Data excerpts
============================================================

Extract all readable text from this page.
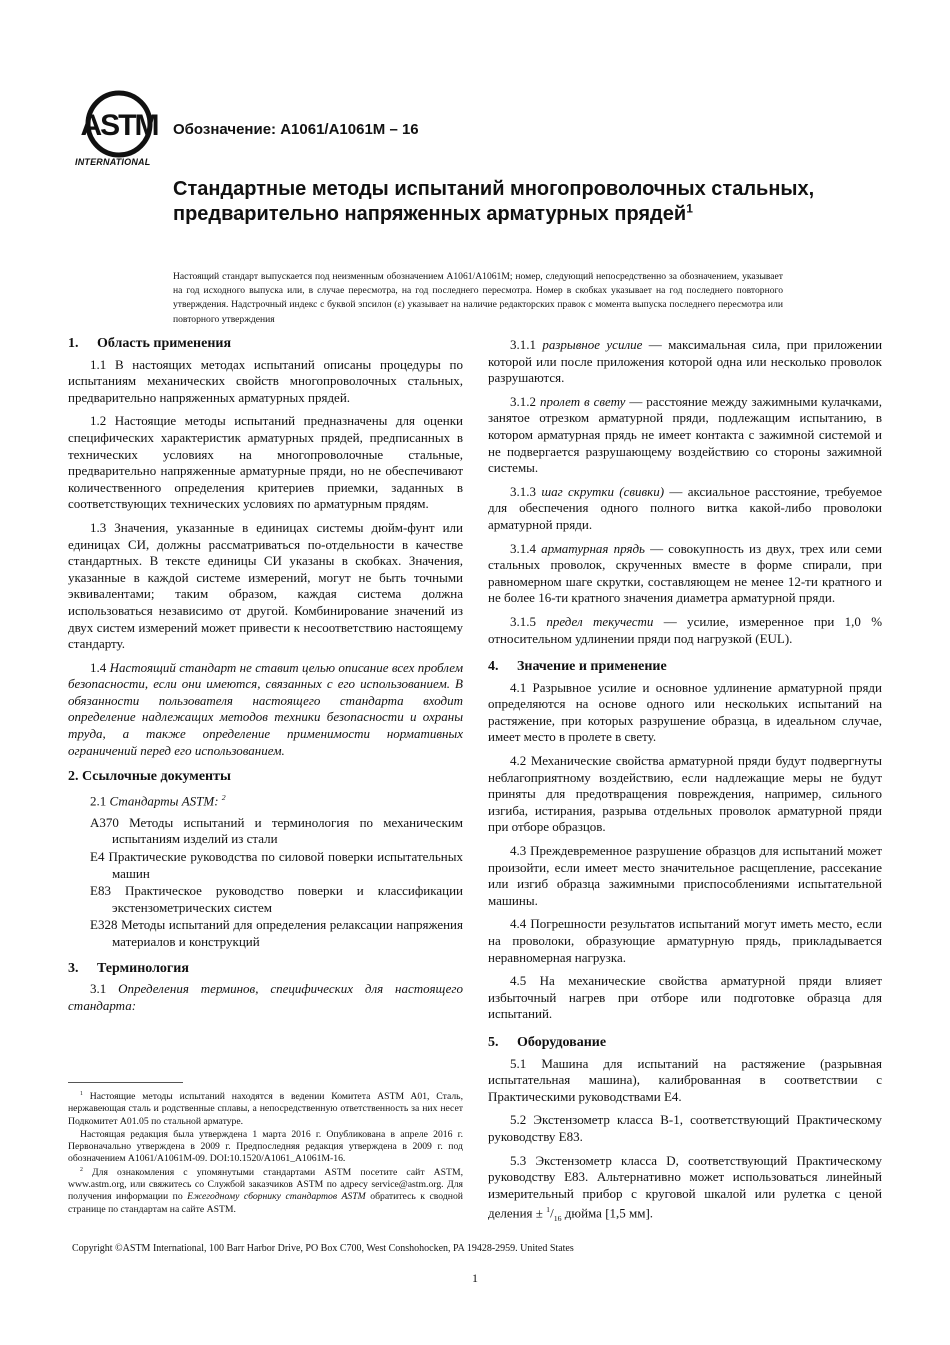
ASTM
INTERNATIONAL
Обозначение: A1061/A1061M – 16
Стандартные методы испытаний многопроволочных стальных, предварительно напряженных арматурных прядей$^1$
Настоящий стандарт выпускается под неизменным обозначением A1061/A1061M; номер, следующий непосредственно за обозначением, указывает на год исходного выпуска или, в случае пересмотра, на год последнего пересмотра. Номер в скобках указывает на год последнего повторного утверждения. Надстрочный индекс с буквой эпсилон (ε) указывает на наличие редакторских правок с момента выпуска последнего пересмотра или повторного утверждения
1. Область применения
1.1 В настоящих методах испытаний описаны процедуры по испытаниям механических свойств многопроволочных стальных, предварительно напряженных арматурных прядей.
1.2 Настоящие методы испытаний предназначены для оценки специфических характеристик арматурных прядей, предписанных в технических условиях на многопроволочные стальные, предварительно напряженные арматурные пряди, но не обеспечивают количественного определения критериев приемки, заданных в соответствующих технических условиях по арматурным прядям.
1.3 Значения, указанные в единицах системы дюйм-фунт или единицах СИ, должны рассматриваться по-отдельности в качестве стандартных. В тексте единицы СИ указаны в скобках. Значения, указанные в каждой системе измерений, могут не быть точными эквивалентами; таким образом, каждая система должна использоваться независимо от другой. Комбинирование значений из двух систем измерений может привести к несоответствию настоящему стандарту.
1.4 Настоящий стандарт не ставит целью описание всех проблем безопасности, если они имеются, связанных с его использованием. В обязанности пользователя настоящего стандарта входит определение надлежащих методов техники безопасности и охраны труда, а также определение применимости нормативных ограничений перед его использованием.
2. Ссылочные документы
2.1 Стандарты ASTM: $^2$
A370 Методы испытаний и терминология по механическим испытаниям изделий из стали
E4 Практические руководства по силовой поверки испытательных машин
E83 Практическое руководство поверки и классификации экстензометрических систем
E328 Методы испытаний для определения релаксации напряжения материалов и конструкций
3. Терминология
3.1 Определения терминов, специфических для настоящего стандарта:
$^1$ Настоящие методы испытаний находятся в ведении Комитета ASTM A01, Сталь, нержавеющая сталь и родственные сплавы, а непосредственную ответственность за них несет Подкомитет A01.05 по стальной арматуре.
Настоящая редакция была утверждена 1 марта 2016 г. Опубликована в апреле 2016 г. Первоначально утверждена в 2009 г. Предпоследняя редакция утверждена в 2009 г. под обозначением A1061/A1061M-09. DOI:10.1520/A1061_A1061M-16.
$^2$ Для ознакомления с упомянутыми стандартами ASTM посетите сайт ASTM, www.astm.org, или свяжитесь со Службой заказчиков ASTM по адресу service@astm.org. Для получения информации по Ежегодному сборнику стандартов ASTM обратитесь к сводной странице по стандартам на сайте ASTM.
3.1.1 разрывное усилие — максимальная сила, при приложении которой или после приложения которой одна или несколько проволок разрушаются.
3.1.2 пролет в свету — расстояние между зажимными кулачками, занятое отрезком арматурной пряди, подлежащим испытанию, в котором арматурная прядь не имеет контакта с зажимной системой и не подвергается разрушающему воздействию со стороны зажимной системы.
3.1.3 шаг скрутки (свивки) — аксиальное расстояние, требуемое для обеспечения одного полного витка какой-либо проволоки арматурной пряди.
3.1.4 арматурная прядь — совокупность из двух, трех или семи стальных проволок, скрученных вместе в форме спирали, при равномерном шаге скрутки, составляющем не менее 12-ти кратного и не более 16-ти кратного значения диаметра арматурной пряди.
3.1.5 предел текучести — усилие, измеренное при 1,0 % относительном удлинении пряди под нагрузкой (EUL).
4. Значение и применение
4.1 Разрывное усилие и основное удлинение арматурной пряди определяются на основе одного или нескольких испытаний на растяжение, при которых разрушение образца, в идеальном случае, имеет место в пролете в свету.
4.2 Механические свойства арматурной пряди будут подвергнуты неблагоприятному воздействию, если надлежащие меры не будут приняты для предотвращения повреждения, например, сильного изгиба, истирания, разрыва отдельных проволок арматурной пряди при отборе образцов.
4.3 Преждевременное разрушение образцов для испытаний может произойти, если имеет место значительное расщепление, рассекание или изгиб образца зажимными приспособлениями испытательной машины.
4.4 Погрешности результатов испытаний могут иметь место, если на проволоки, образующие арматурную прядь, прикладывается неравномерная нагрузка.
4.5 На механические свойства арматурной пряди влияет избыточный нагрев при отборе или подготовке образца для испытаний.
5. Оборудование
5.1 Машина для испытаний на растяжение (разрывная испытательная машина), калиброванная в соответствии с Практическими руководствами E4.
5.2 Экстензометр класса B-1, соответствующий Практическому руководству E83.
5.3 Экстензометр класса D, соответствующий Практическому руководству E83. Альтернативно может использоваться линейный измерительный прибор с круговой шкалой или рулетка с ценой деления ± $^1/_{16}$ дюйма [1,5 мм].
Copyright ©ASTM International, 100 Barr Harbor Drive, PO Box C700, West Conshohocken, PA 19428-2959. United States
1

============================================================

Reproduce each line holding the word "Настоящие".

Exercise answer
1.2 Настоящие методы испытаний предназначены для оценки специфических характеристик арматурных прядей, предписанных в технических условиях на многопроволочные стальные, предварительно напряженные арматурные пряди, но не обеспечивают количественного определения критериев приемки, заданных в соответствующих технических условиях по арматурным прядям.
$^1$ Настоящие методы испытаний находятся в ведении Комитета ASTM A01, Сталь, нержавеющая сталь и родственные сплавы, а непосредственную ответственность за них несет Подкомитет A01.05 по стальной арматуре.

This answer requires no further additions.